WRITTEN REQUEST 1 =
Lay out the listing lines as a Markdown table with the columns Row and Listing line, leaving out blank lines. Start with the line containing "- candle-body: [710, 773, 716, 781]" and go through the line containing "- candle-body: [743, 731, 749, 751]", including both of those lines.

TEXT PASSAGE =
►

Orbit Communications Company
- Final logo used from 1994 to 2009
- Type: Private
- Industry: Telecommunication
- Genre: Pay television
- Founded: 10 August 1994; 31 years ago
- Defunct: 14 September 2009; 16 years ago
- Fate: Merged with Showtime Arabia
- Successor: Orbit Showtime Network
- Headquarters: Manama, Bahrain
- Area served: Middle East and North Africa (MENA)
- Services: Direct broadcast satellite Satellite Internet
- Owner: Mawarid Holding
- Divisions: Mediagates
- Website: www.orbit.net

= Orbit Communications Company =

Privately owned pay TV network

Orbit Communications Company was a privately owned pay television network headquartered in Bahrain. Owned by Saudi Arabia–based Mawarid Holding (via Digital Media Systems), it was the first fully digital, multi-channel, multilingual, pay television service in the Middle East and North Africa and was also the world's first fully end-to-end digital TV network. Launched in 1994, it was originally situated in Tor Sapienza, Rome, Italy as the location was considered entirely suitable to build a satellite farm. Orbit employed around 600 employees who were largely a combination of British and Italian staff with several Arabic speaking nations also represented. Orbit broadcast in several languages around the world including English, Arabic, French, and Filipino.

◄

DATA FOR THIS TASK =
►

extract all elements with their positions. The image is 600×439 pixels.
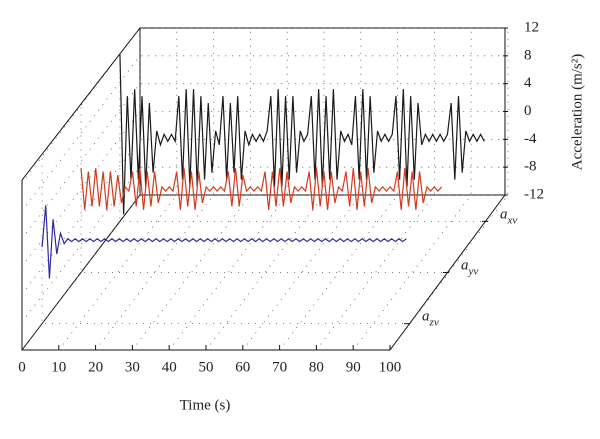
grid-line: [352, 28, 472, 351]
series-label-main: a: [500, 207, 508, 223]
y-tick-label: 8: [524, 47, 532, 63]
x-tick-label: 80: [309, 359, 324, 375]
series-label-sub: xv: [506, 214, 517, 226]
x-tick-label: 20: [88, 359, 103, 375]
grid-line: [21, 111, 508, 267]
x-tick-label: 50: [199, 359, 214, 375]
y-tick-label: -12: [524, 186, 544, 202]
x-tick-label: 0: [18, 359, 26, 375]
series-label: ayv: [461, 258, 478, 277]
signal-line: [41, 205, 407, 279]
series-label-sub: yv: [468, 265, 479, 277]
signal-line: [80, 168, 443, 210]
y-tick-label: 12: [524, 19, 539, 35]
grid-line: [21, 83, 508, 239]
series-label-main: a: [422, 309, 430, 325]
x-tick-label: 70: [272, 359, 287, 375]
x-axis-label: Time (s): [180, 397, 231, 413]
grid-line: [132, 28, 251, 351]
signal-line: [119, 54, 485, 215]
series-label: azv: [422, 309, 439, 328]
grid-line: [389, 28, 509, 351]
grid-line: [21, 166, 508, 323]
x-tick-label: 40: [162, 359, 177, 375]
grid-line: [58, 28, 178, 351]
series-label-main: a: [461, 258, 469, 274]
y-tick-label: -8: [524, 159, 537, 175]
y-tick-label: -4: [524, 131, 537, 147]
grid-line: [21, 138, 508, 295]
y-tick-label: 4: [524, 75, 532, 91]
x-tick-label: 100: [379, 359, 402, 375]
x-tick-label: 10: [51, 359, 66, 375]
x-tick-label: 30: [125, 359, 140, 375]
grid-line: [21, 28, 141, 351]
grid-line: [95, 28, 215, 351]
x-tick-label: 60: [235, 359, 250, 375]
series-label-sub: zv: [429, 316, 439, 328]
x-tick-label: 90: [346, 359, 361, 375]
grid-line: [168, 28, 288, 351]
y-tick-label: 0: [524, 103, 532, 119]
y-axis-label: Acceleration (m/s²): [569, 54, 585, 171]
grid-line: [21, 27, 508, 184]
series-label: axv: [500, 207, 517, 226]
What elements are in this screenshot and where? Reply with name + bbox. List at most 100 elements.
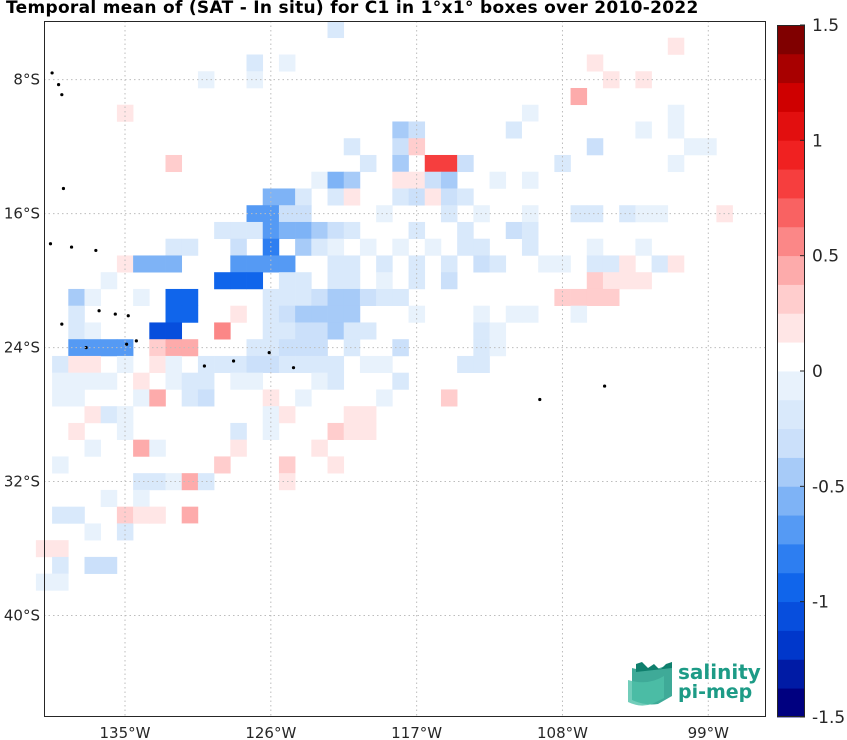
heatmap-cell xyxy=(489,339,507,357)
colorbar-tick-label: 1 xyxy=(812,131,823,151)
lon-tick-label: 135°W xyxy=(100,724,151,740)
logo-wave-icon xyxy=(628,662,672,706)
colorbar-segment xyxy=(777,82,805,112)
heatmap-cell xyxy=(327,372,345,390)
heatmap-cell xyxy=(230,272,247,290)
heatmap-cell xyxy=(327,238,345,256)
heatmap-cell xyxy=(116,255,134,273)
heatmap-cell xyxy=(343,138,361,156)
heatmap-cell xyxy=(181,238,199,256)
heatmap-cell xyxy=(505,121,523,139)
colorbar-tick-label: -1.5 xyxy=(812,708,845,728)
heatmap-cell xyxy=(635,121,652,139)
heatmap-cell xyxy=(295,389,312,407)
colorbar-segment xyxy=(777,572,805,603)
heatmap-cell xyxy=(262,255,280,273)
heatmap-cell xyxy=(246,372,264,390)
heatmap-cell xyxy=(343,322,361,340)
heatmap-cell xyxy=(295,221,312,240)
heatmap-cell xyxy=(408,138,426,156)
heatmap-cell xyxy=(116,104,134,122)
heatmap-cell xyxy=(343,272,361,290)
heatmap-cell xyxy=(278,322,296,340)
heatmap-cell xyxy=(457,238,474,256)
heatmap-cell xyxy=(392,171,409,189)
colorbar-segment xyxy=(777,630,805,660)
heatmap-cell xyxy=(602,255,620,273)
heatmap-cell xyxy=(392,288,409,306)
heatmap-cell xyxy=(424,171,442,189)
heatmap-cell xyxy=(278,188,296,206)
heatmap-cell xyxy=(278,406,296,424)
heatmap-cell xyxy=(457,355,474,373)
lon-tick-label: 126°W xyxy=(245,724,296,740)
heatmap-cell xyxy=(683,138,701,156)
colorbar-segment xyxy=(777,226,805,257)
island-marker xyxy=(84,345,88,350)
heatmap-cell xyxy=(392,238,409,256)
heatmap-cell xyxy=(554,255,571,273)
heatmap-cell xyxy=(667,37,685,55)
heatmap-cell xyxy=(246,272,264,290)
heatmap-cell xyxy=(343,339,361,357)
heatmap-cell xyxy=(440,188,458,206)
heatmap-cell xyxy=(457,188,474,206)
heatmap-cell xyxy=(343,188,361,206)
heatmap-cell xyxy=(440,154,458,173)
heatmap-cell xyxy=(392,121,409,139)
heatmap-cell xyxy=(165,288,183,306)
heatmap-cell xyxy=(538,255,555,273)
heatmap-cell xyxy=(262,221,280,240)
heatmap-cell xyxy=(68,288,85,306)
heatmap-cell xyxy=(230,238,247,256)
heatmap-cell xyxy=(521,104,539,122)
heatmap-cell xyxy=(521,121,539,139)
island-marker xyxy=(61,186,66,191)
heatmap-cell xyxy=(295,322,312,340)
colorbar-segment xyxy=(777,284,805,314)
heatmap-cell xyxy=(262,288,280,306)
heatmap-cell xyxy=(619,205,636,223)
colorbar-segment xyxy=(777,428,805,458)
heatmap-cell xyxy=(68,355,85,373)
heatmap-cell xyxy=(84,288,102,306)
heatmap-cell xyxy=(278,272,296,290)
island-marker xyxy=(48,242,53,246)
heatmap-cell xyxy=(473,305,490,323)
colorbar-segment xyxy=(777,255,805,285)
heatmap-cell xyxy=(424,238,442,256)
lon-tick-label: 117°W xyxy=(391,724,442,740)
heatmap-cell xyxy=(311,372,328,390)
heatmap-cell xyxy=(84,556,102,574)
heatmap-cell xyxy=(424,154,442,173)
heatmap-cell xyxy=(165,154,183,173)
heatmap-cell xyxy=(505,305,523,323)
heatmap-cell xyxy=(149,355,166,373)
heatmap-cell xyxy=(327,171,345,189)
heatmap-cell xyxy=(278,221,296,240)
heatmap-cell xyxy=(165,339,183,357)
heatmap-cell xyxy=(311,305,328,323)
heatmap-cell xyxy=(197,355,215,373)
colorbar-segment xyxy=(777,111,805,141)
heatmap-cell xyxy=(100,372,118,390)
heatmap-cell xyxy=(149,322,166,340)
heatmap-cell xyxy=(376,389,393,407)
heatmap-cell xyxy=(376,355,393,373)
heatmap-cell xyxy=(440,389,458,407)
heatmap-cell xyxy=(246,221,264,240)
colorbar-tick-label: -1 xyxy=(812,593,829,613)
heatmap-cell xyxy=(262,406,280,424)
heatmap-cell xyxy=(570,288,588,306)
heatmap-cell xyxy=(230,221,247,240)
heatmap-cell xyxy=(165,238,183,256)
heatmap-cell xyxy=(68,322,85,340)
colorbar-segment xyxy=(777,544,805,574)
logo-text-line2: pi-mep xyxy=(678,681,752,703)
heatmap-cell xyxy=(52,556,69,574)
heatmap-cell xyxy=(457,154,474,173)
heatmap-cell xyxy=(262,339,280,357)
heatmap-cell xyxy=(586,288,604,306)
colorbar-segment xyxy=(777,198,805,228)
heatmap-cell xyxy=(116,506,134,524)
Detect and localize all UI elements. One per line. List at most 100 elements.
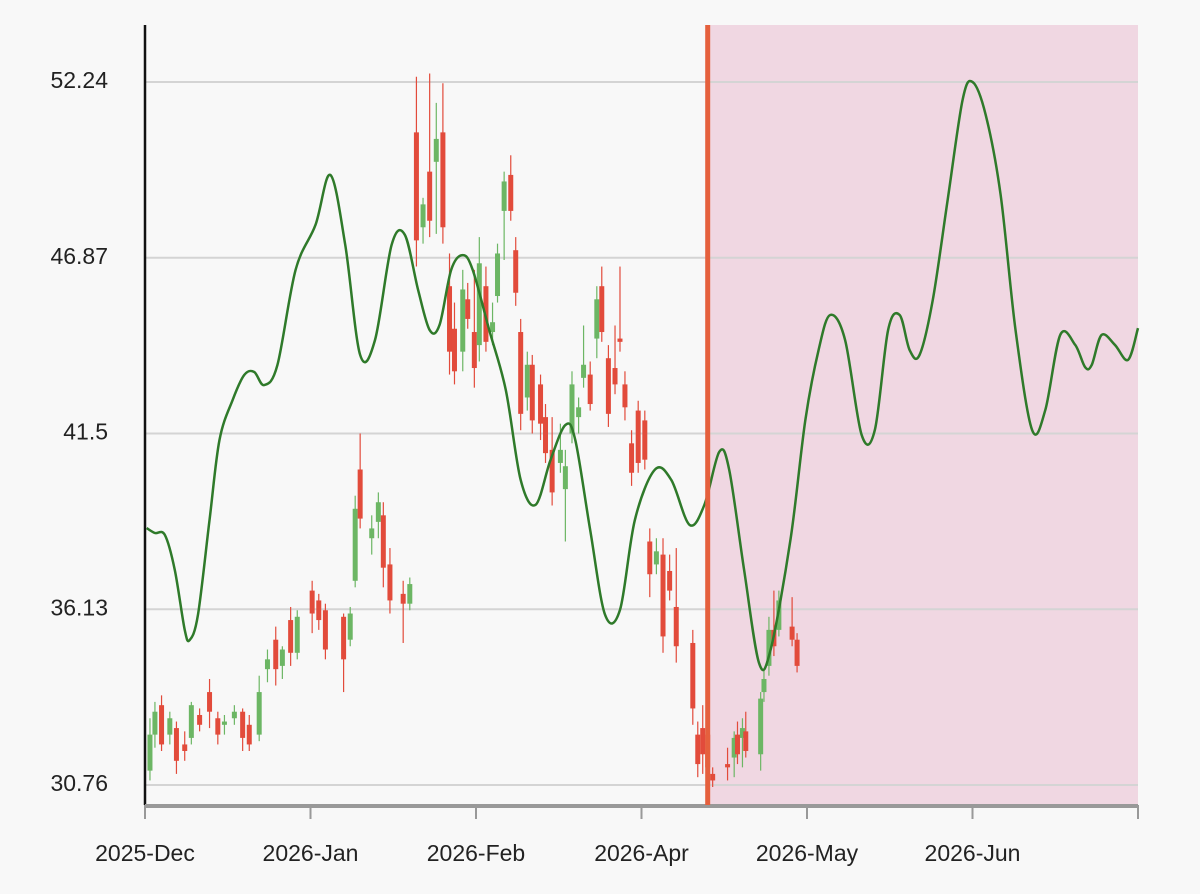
- candle-body: [710, 773, 716, 781]
- forecast-region: [707, 25, 1138, 805]
- candle-body: [341, 616, 347, 660]
- candle-body: [599, 286, 605, 333]
- candle-body: [322, 610, 328, 650]
- candle-body: [629, 443, 635, 473]
- candle-body: [695, 734, 701, 765]
- candle-body: [380, 515, 386, 568]
- candle-body: [647, 541, 653, 575]
- y-tick-label: 46.87: [50, 243, 108, 269]
- candle-body: [182, 744, 188, 751]
- y-tick-label: 41.5: [63, 419, 108, 445]
- candle-body: [246, 724, 252, 745]
- candle-body: [789, 626, 795, 640]
- candle-body: [513, 250, 519, 293]
- candle-body: [413, 132, 419, 241]
- candle-body: [518, 332, 524, 414]
- candle-body: [288, 620, 294, 653]
- candle-body: [369, 528, 375, 539]
- candle-body: [471, 332, 477, 369]
- candle-body: [734, 734, 740, 755]
- candle-body: [700, 728, 706, 755]
- candle-body: [731, 737, 737, 758]
- candle-body: [673, 606, 679, 647]
- candle-body: [215, 718, 221, 735]
- candle-body: [309, 590, 315, 614]
- candle-body: [465, 299, 471, 319]
- candle-body: [743, 731, 749, 751]
- x-tick-label: 2026-May: [756, 840, 859, 866]
- candle-body: [240, 711, 246, 738]
- candle-body: [440, 132, 446, 228]
- candle-body: [221, 721, 227, 725]
- candle-body: [538, 384, 544, 424]
- candle-body: [495, 253, 501, 297]
- candle-body: [642, 420, 648, 460]
- candle-body: [587, 374, 593, 405]
- candle-body: [660, 554, 666, 637]
- candle-body: [316, 600, 322, 621]
- y-tick-label: 52.24: [50, 67, 108, 93]
- candle-body: [407, 584, 413, 604]
- candle-body: [357, 469, 363, 519]
- candle-body: [490, 322, 496, 333]
- candle-body: [667, 570, 673, 591]
- candle-body: [147, 734, 153, 771]
- candle-body: [420, 204, 426, 228]
- candle-body: [622, 384, 628, 408]
- candle-body: [347, 613, 353, 640]
- candle-body: [612, 368, 618, 385]
- candle-body: [766, 629, 772, 666]
- candle-body: [451, 328, 457, 372]
- candle-body: [152, 711, 158, 735]
- candle-body: [761, 678, 767, 693]
- candle-body: [569, 384, 575, 434]
- candle-body: [508, 174, 514, 211]
- candle-body: [427, 171, 433, 221]
- candle-body: [197, 714, 203, 725]
- candle-body: [581, 364, 587, 378]
- candle-body: [543, 417, 549, 454]
- x-tick-label: 2026-Jun: [925, 840, 1021, 866]
- candle-body: [447, 286, 453, 352]
- candle-body: [725, 764, 731, 768]
- candle-body: [557, 449, 563, 463]
- candle-body: [476, 263, 482, 346]
- candle-body: [159, 705, 165, 745]
- candle-body: [635, 410, 641, 463]
- candle-body: [167, 718, 173, 735]
- candle-body: [524, 364, 530, 398]
- candle-body: [739, 728, 745, 738]
- candle-body: [207, 692, 213, 712]
- candle-body: [690, 642, 696, 709]
- x-tick-label: 2025-Dec: [95, 840, 195, 866]
- candle-body: [294, 616, 300, 653]
- candle-body: [256, 692, 262, 735]
- forecast-line: [145, 79, 1140, 672]
- candle-body: [794, 639, 800, 666]
- y-tick-label: 36.13: [50, 594, 108, 620]
- candle-body: [549, 449, 555, 493]
- candle-body: [173, 728, 179, 761]
- candle-body: [264, 659, 270, 670]
- candle-body: [400, 593, 406, 604]
- candle-body: [387, 564, 393, 601]
- candle-body: [433, 138, 439, 162]
- x-tick-label: 2026-Jan: [263, 840, 359, 866]
- candle-body: [576, 407, 582, 418]
- candle-body: [460, 289, 466, 352]
- candle-body: [562, 466, 568, 490]
- candle-body: [501, 181, 507, 211]
- x-tick-label: 2026-Apr: [594, 840, 689, 866]
- x-tick-label: 2026-Feb: [427, 840, 525, 866]
- candle-body: [617, 338, 623, 342]
- candle-body: [231, 711, 237, 719]
- candle-body: [594, 299, 600, 339]
- candle-body: [352, 508, 358, 581]
- candle-body: [273, 639, 279, 670]
- candle-body: [758, 698, 764, 755]
- y-tick-label: 30.76: [50, 770, 108, 796]
- candle-body: [188, 705, 194, 738]
- candle-body: [529, 364, 535, 421]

◄

WRITTEN REQUEST 2 =
Translate this sentence from the Orbit Communications Company passage into Spanish: "Orbit broadcast in several languages around the world including English, Arabic, French, and Filipino."

FULL OUTPUT 1 =
| Row | Listing line |
|---|---|
| 1 | - candle-body: [710, 773, 716, 781] |
| 2 | - forecast-region: [707, 25, 1138, 805] |
| 3 | - candle-body: [341, 616, 347, 660] |
| 4 | - candle-body: [599, 286, 605, 333] |
| 5 | - candle-body: [322, 610, 328, 650] |
| 6 | - candle-body: [629, 443, 635, 473] |
| 7 | - candle-body: [695, 734, 701, 765] |
| 8 | - candle-body: [380, 515, 386, 568] |
| 9 | - candle-body: [647, 541, 653, 575] |
| 10 | - y-tick-label: 46.87: [50, 243, 108, 269] |
| 11 | - candle-body: [182, 744, 188, 751] |
| 12 | - y-tick-label: 41.5: [63, 419, 108, 445] |
| 13 | - candle-body: [246, 724, 252, 745] |
| 14 | - candle-body: [789, 626, 795, 640] |
| 15 | - candle-body: [513, 250, 519, 293] |
| 16 | - candle-body: [413, 132, 419, 241] |
| 17 | - candle-body: [518, 332, 524, 414] |
| 18 | - candle-body: [288, 620, 294, 653] |
| 19 | - candle-body: [369, 528, 375, 539] |
| 20 | - candle-body: [471, 332, 477, 369] |
| 21 | - candle-body: [734, 734, 740, 755] |
| 22 | - candle-body: [700, 728, 706, 755] |
| 23 | - candle-body: [731, 737, 737, 758] |
| 24 | - candle-body: [673, 606, 679, 647] |
| 25 | - candle-body: [215, 718, 221, 735] |
| 26 | - candle-body: [309, 590, 315, 614] |
| 27 | - candle-body: [465, 299, 471, 319] |
| 28 | - candle-body: [743, 731, 749, 751] |

FULL OUTPUT 2 =
Orbit transmitía en varios idiomas en todo el mundo, incluidos el inglés, el árabe, el francés y el filipino.